» WORK TO COMPLETE
Gather every line holding the string "контракта".

» SUPPLIED RECORDS
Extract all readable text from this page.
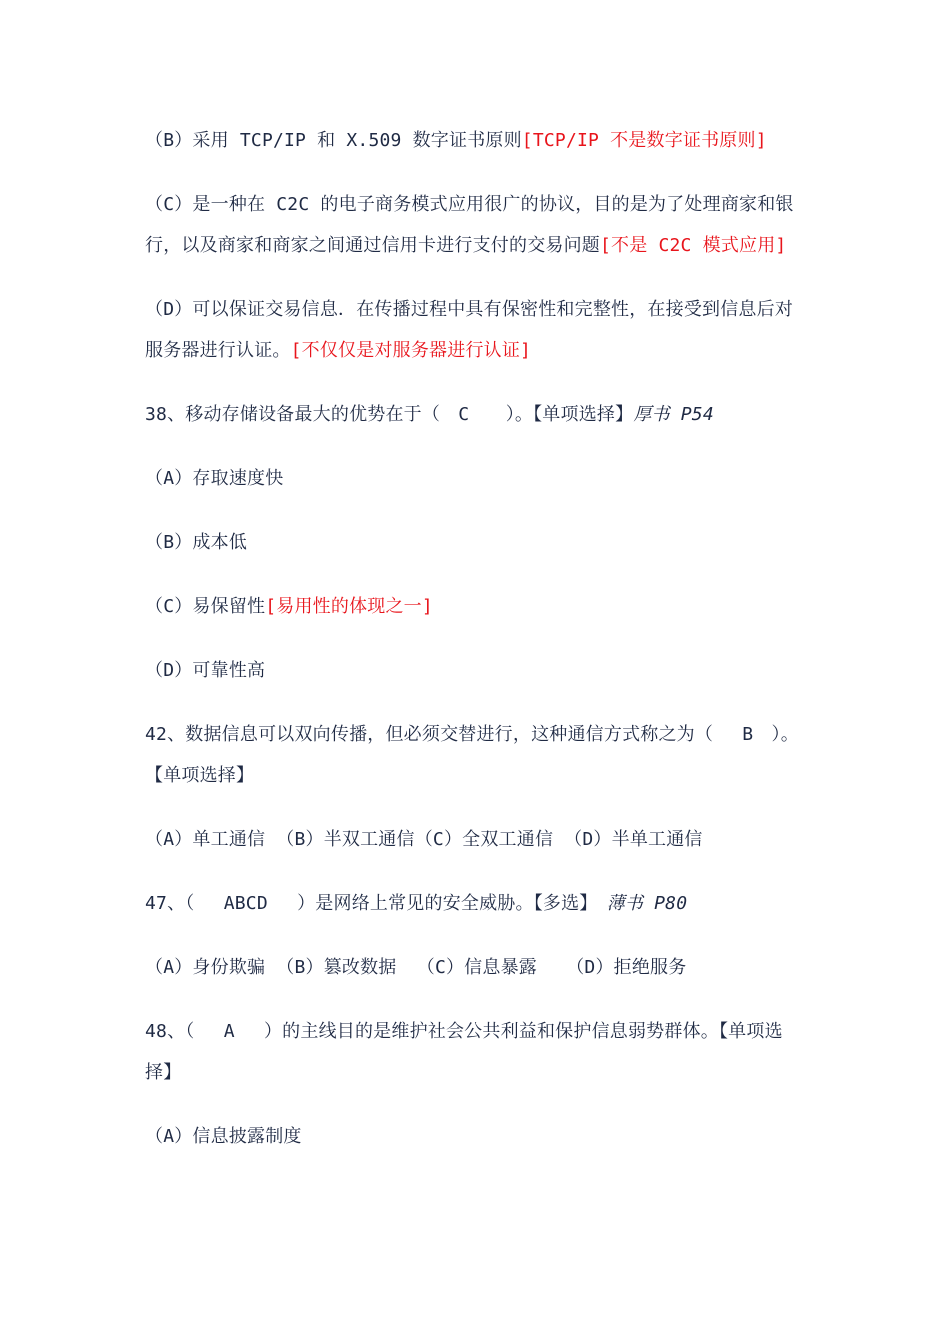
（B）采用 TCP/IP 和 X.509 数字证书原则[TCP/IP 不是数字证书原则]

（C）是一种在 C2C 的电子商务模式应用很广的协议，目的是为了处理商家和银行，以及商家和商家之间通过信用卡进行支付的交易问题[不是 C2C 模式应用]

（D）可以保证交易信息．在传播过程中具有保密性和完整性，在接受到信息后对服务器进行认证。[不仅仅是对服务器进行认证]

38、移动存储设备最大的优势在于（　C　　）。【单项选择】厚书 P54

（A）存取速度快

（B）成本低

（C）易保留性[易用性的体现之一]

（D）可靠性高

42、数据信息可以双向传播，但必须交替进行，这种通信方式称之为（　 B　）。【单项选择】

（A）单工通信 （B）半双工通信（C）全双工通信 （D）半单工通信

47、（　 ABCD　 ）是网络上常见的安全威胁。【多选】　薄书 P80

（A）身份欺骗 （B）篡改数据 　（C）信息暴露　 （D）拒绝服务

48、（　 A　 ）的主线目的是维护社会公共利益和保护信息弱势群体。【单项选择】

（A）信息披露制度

...

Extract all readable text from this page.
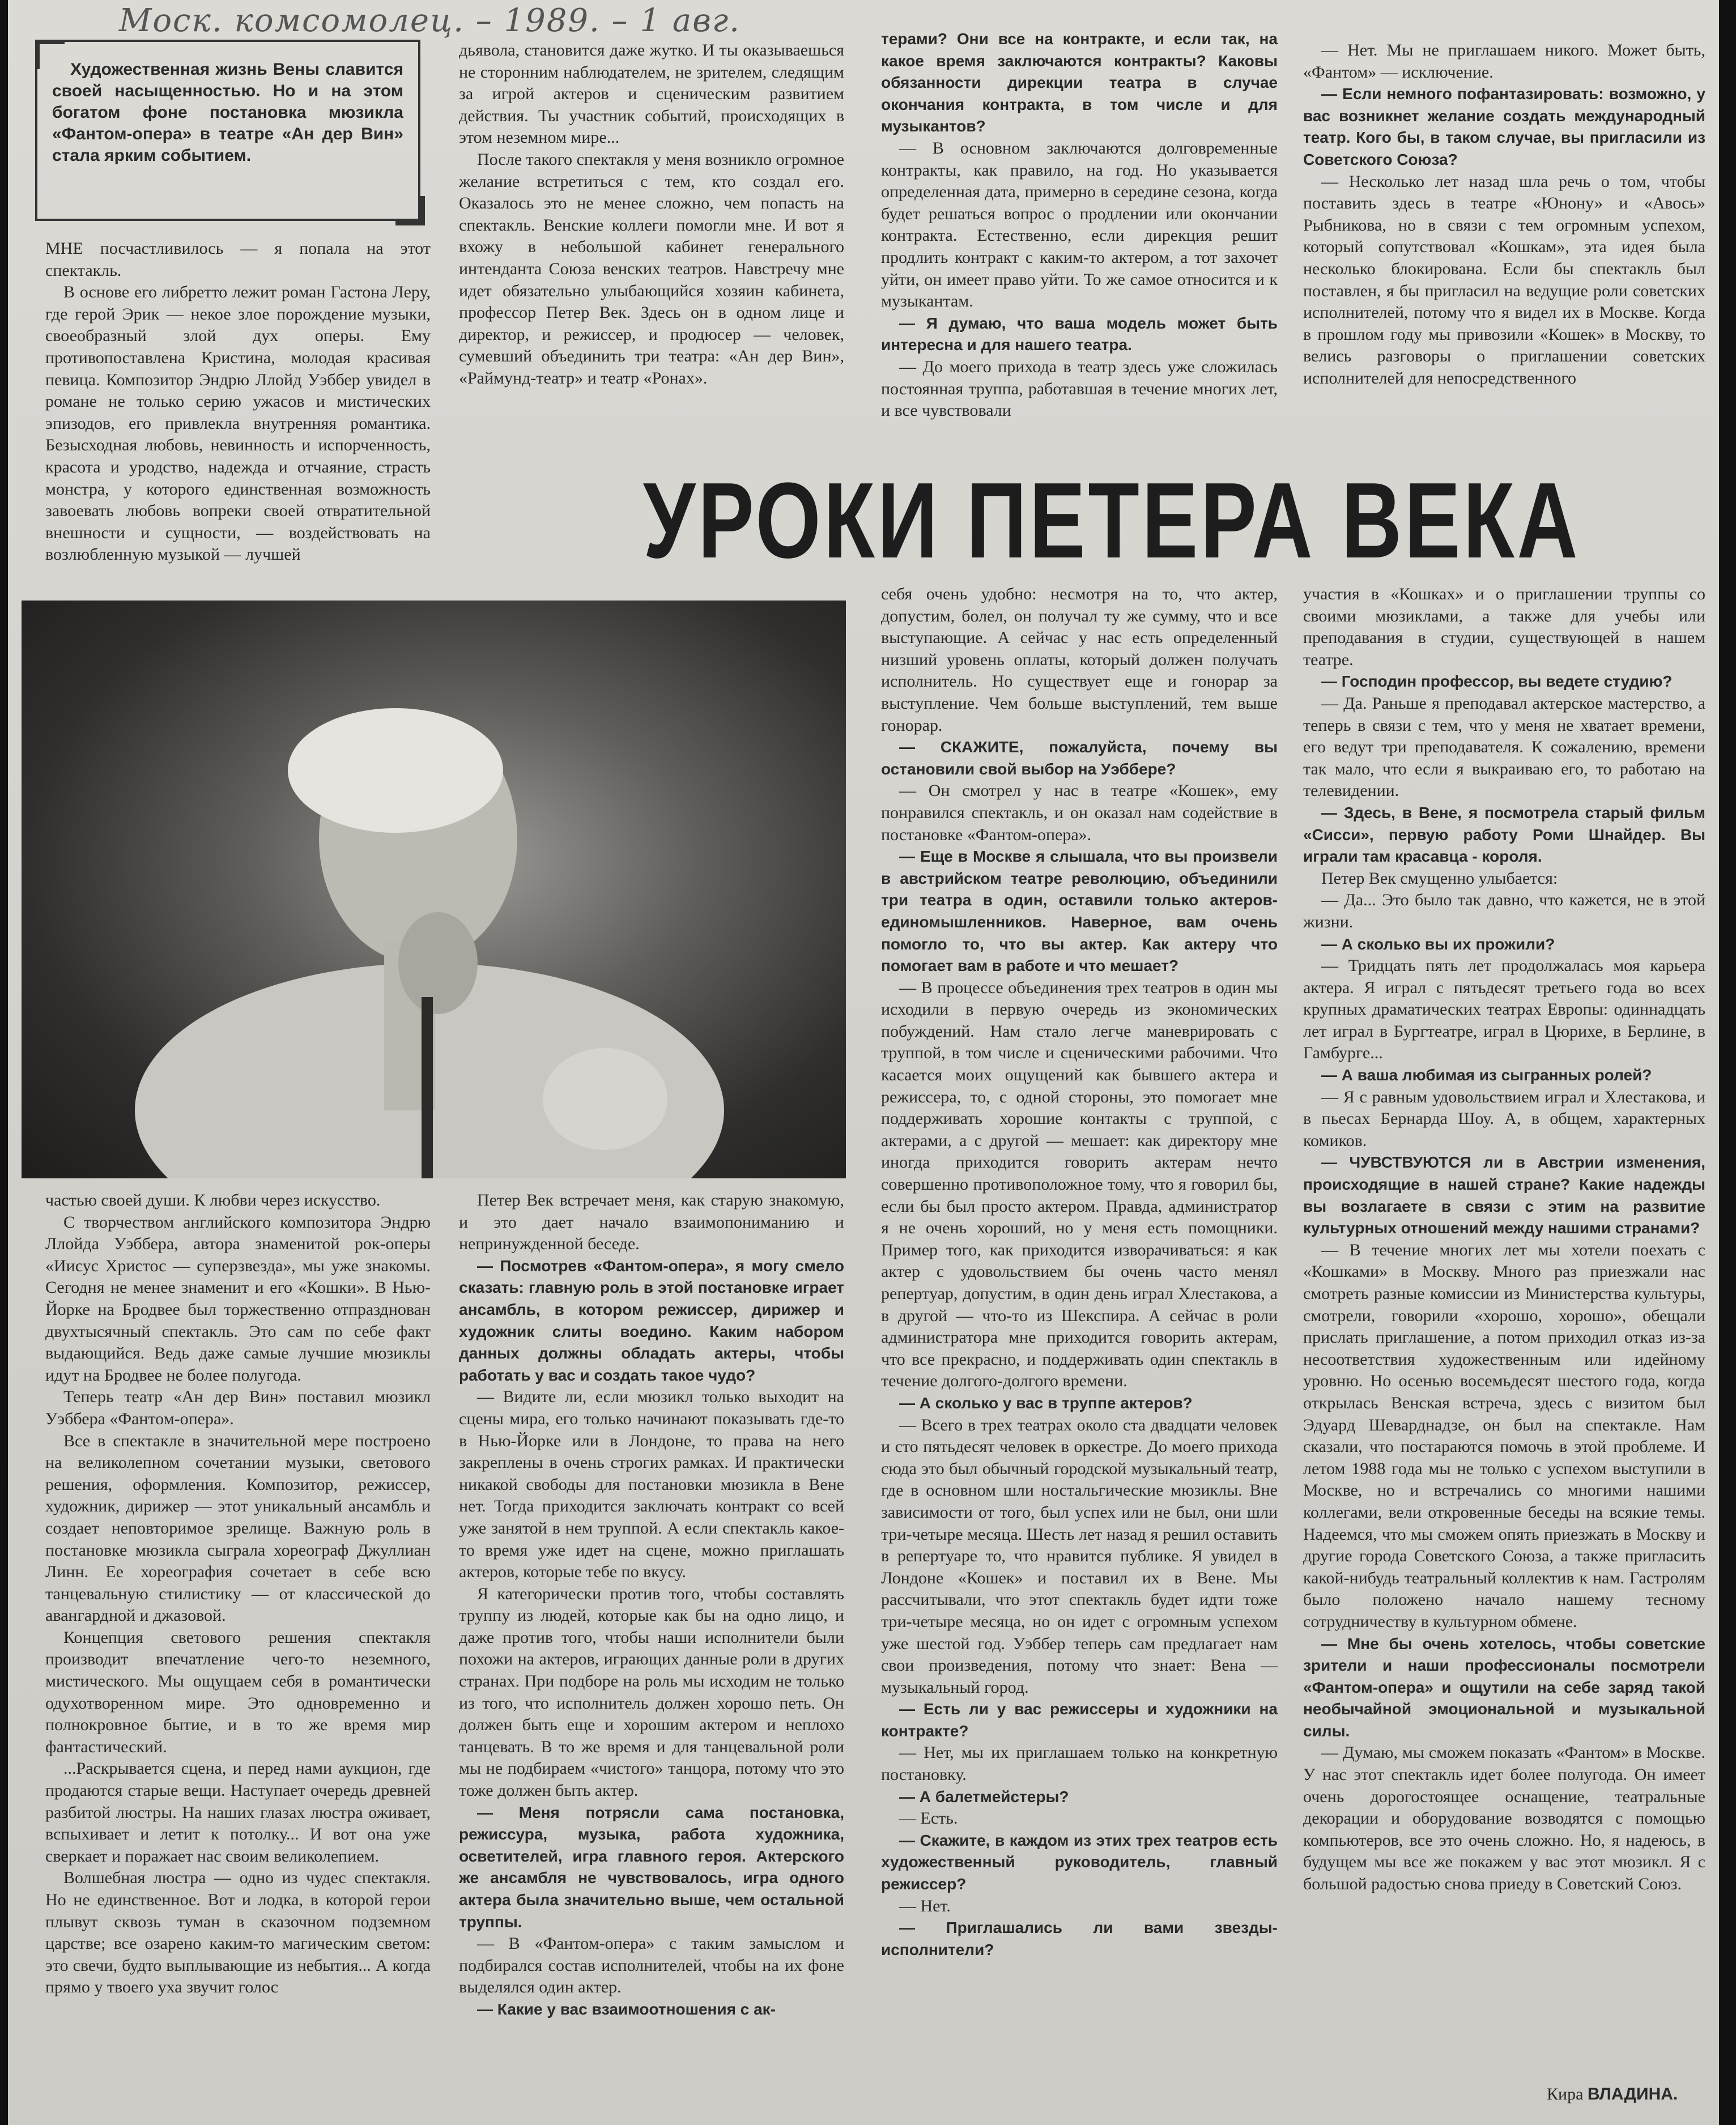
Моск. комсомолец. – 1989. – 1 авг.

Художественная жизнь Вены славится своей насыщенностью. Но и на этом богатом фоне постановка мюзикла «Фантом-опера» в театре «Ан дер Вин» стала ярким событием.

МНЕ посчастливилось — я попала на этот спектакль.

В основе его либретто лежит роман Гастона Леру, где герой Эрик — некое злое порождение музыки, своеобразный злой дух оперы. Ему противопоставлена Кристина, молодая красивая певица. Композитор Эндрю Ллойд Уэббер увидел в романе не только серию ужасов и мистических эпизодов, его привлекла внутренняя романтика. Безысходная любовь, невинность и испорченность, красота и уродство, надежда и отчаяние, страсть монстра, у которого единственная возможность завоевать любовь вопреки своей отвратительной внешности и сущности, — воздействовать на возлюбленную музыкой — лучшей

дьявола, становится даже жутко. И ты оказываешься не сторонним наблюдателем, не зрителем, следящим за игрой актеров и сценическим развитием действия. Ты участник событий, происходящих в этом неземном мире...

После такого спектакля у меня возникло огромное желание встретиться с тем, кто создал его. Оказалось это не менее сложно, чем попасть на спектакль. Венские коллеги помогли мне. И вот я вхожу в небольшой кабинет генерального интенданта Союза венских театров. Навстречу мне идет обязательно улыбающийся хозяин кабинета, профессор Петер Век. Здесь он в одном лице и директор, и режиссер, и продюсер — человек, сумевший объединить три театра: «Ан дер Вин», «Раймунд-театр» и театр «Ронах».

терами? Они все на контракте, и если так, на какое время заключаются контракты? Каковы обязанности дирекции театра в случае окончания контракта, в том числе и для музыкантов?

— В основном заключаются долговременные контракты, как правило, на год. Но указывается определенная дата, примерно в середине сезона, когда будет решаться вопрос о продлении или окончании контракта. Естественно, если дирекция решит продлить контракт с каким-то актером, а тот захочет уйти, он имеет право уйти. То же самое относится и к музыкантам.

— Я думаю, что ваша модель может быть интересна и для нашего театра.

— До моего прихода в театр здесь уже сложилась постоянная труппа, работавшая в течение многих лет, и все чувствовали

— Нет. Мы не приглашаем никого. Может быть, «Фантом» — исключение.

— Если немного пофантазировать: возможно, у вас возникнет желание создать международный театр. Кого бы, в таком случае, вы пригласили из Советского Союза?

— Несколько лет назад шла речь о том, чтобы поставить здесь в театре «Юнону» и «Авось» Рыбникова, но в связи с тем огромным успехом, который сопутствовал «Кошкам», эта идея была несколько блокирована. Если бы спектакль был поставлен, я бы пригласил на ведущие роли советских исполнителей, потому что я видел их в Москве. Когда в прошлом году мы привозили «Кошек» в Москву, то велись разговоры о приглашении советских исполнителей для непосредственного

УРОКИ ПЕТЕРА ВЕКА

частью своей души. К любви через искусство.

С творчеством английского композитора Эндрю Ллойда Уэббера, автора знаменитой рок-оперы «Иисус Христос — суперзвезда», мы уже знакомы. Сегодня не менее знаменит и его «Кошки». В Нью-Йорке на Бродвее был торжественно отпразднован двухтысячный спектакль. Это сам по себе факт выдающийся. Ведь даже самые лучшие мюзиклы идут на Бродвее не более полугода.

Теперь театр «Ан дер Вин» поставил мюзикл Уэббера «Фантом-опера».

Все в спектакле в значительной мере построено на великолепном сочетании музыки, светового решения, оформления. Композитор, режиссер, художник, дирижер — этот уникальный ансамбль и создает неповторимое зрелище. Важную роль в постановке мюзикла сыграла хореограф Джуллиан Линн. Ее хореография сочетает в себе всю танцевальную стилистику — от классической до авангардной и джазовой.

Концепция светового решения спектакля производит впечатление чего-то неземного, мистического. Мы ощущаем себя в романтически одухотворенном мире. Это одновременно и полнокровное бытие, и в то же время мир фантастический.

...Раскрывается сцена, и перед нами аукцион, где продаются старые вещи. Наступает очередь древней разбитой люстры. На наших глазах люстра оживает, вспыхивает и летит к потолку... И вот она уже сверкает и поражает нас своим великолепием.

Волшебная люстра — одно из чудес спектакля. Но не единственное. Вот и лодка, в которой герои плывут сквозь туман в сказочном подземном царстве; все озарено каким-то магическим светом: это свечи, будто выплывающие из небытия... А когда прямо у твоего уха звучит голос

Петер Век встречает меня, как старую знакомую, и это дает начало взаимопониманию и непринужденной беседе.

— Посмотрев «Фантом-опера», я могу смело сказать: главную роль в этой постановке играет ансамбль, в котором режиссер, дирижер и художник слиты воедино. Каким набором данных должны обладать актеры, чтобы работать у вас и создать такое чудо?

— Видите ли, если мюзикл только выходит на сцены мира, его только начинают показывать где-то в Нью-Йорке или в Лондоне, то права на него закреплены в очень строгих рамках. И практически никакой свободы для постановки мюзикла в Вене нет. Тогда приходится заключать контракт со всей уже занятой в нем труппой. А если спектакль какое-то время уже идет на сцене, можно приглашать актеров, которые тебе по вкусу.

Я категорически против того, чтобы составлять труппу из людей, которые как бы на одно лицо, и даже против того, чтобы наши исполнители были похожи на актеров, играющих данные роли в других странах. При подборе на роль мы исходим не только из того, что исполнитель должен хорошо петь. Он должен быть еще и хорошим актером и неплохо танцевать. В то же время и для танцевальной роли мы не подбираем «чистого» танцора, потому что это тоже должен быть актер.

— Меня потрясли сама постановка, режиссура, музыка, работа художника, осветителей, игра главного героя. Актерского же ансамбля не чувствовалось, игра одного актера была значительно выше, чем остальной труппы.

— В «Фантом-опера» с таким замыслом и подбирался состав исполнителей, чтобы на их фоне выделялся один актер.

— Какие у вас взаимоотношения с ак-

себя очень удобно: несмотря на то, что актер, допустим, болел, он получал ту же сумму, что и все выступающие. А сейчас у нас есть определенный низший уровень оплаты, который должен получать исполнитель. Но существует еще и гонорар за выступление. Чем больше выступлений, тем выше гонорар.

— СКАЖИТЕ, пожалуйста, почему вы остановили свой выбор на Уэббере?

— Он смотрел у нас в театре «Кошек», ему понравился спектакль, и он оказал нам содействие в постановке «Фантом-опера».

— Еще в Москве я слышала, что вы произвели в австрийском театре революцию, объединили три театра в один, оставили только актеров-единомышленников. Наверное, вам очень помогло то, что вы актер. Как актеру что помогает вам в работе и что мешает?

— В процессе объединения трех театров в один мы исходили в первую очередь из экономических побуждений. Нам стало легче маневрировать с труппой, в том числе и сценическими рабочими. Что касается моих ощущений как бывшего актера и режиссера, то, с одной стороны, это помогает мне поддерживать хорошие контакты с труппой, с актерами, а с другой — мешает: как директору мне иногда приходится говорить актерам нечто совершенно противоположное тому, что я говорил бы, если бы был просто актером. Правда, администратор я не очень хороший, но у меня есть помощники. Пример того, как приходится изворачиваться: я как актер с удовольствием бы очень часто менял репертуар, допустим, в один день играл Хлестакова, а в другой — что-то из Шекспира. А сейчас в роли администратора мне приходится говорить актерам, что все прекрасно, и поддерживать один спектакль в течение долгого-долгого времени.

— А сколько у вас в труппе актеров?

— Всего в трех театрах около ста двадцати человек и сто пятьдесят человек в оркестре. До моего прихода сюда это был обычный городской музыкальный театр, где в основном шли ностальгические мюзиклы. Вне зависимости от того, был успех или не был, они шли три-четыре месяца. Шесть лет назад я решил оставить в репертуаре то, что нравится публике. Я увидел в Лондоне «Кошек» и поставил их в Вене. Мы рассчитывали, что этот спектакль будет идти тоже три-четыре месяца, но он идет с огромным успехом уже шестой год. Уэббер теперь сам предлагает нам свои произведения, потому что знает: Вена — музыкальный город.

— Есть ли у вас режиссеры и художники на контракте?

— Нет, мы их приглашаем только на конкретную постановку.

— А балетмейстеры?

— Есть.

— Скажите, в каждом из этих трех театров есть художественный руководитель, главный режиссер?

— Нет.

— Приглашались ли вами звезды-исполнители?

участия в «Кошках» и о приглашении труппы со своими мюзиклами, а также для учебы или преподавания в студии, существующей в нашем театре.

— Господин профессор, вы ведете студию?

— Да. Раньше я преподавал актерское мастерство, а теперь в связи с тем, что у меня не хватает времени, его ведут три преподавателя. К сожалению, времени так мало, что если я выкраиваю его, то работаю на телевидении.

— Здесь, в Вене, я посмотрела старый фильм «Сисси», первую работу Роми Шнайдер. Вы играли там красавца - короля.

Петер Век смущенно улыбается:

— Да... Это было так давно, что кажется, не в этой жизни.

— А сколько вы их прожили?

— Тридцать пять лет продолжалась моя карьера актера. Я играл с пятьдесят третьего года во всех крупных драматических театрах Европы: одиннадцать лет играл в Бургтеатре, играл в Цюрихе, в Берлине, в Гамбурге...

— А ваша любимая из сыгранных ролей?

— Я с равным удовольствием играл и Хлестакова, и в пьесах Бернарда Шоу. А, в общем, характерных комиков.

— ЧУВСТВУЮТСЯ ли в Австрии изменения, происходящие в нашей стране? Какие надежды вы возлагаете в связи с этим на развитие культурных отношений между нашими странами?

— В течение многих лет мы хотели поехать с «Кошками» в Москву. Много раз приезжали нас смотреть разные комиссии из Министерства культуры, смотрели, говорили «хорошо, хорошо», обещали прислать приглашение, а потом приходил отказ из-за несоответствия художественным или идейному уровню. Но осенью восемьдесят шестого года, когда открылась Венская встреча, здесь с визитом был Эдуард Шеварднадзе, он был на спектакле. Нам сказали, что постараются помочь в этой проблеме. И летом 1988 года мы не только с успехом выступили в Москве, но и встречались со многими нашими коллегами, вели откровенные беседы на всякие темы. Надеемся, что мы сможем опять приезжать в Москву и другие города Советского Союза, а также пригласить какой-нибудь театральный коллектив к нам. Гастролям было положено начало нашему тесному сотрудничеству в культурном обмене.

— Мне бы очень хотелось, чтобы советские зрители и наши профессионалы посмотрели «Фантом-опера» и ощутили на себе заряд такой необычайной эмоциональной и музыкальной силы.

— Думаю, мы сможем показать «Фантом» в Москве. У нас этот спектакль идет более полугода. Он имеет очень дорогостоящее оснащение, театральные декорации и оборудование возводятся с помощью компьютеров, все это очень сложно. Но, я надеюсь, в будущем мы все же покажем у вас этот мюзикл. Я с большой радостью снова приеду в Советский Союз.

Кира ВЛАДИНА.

» TASK RESPONSE
терами? Они все на контракте, и если так, на какое время заключаются контракты? Каковы обязанности дирекции театра в случае окончания контракта, в том числе и для музыкантов?
— В основном заключаются долговременные контракты, как правило, на год. Но указывается определенная дата, примерно в середине сезона, когда будет решаться вопрос о продлении или окончании контракта. Естественно, если дирекция решит продлить контракт с каким-то актером, а тот захочет уйти, он имеет право уйти. То же самое относится и к музыкантам.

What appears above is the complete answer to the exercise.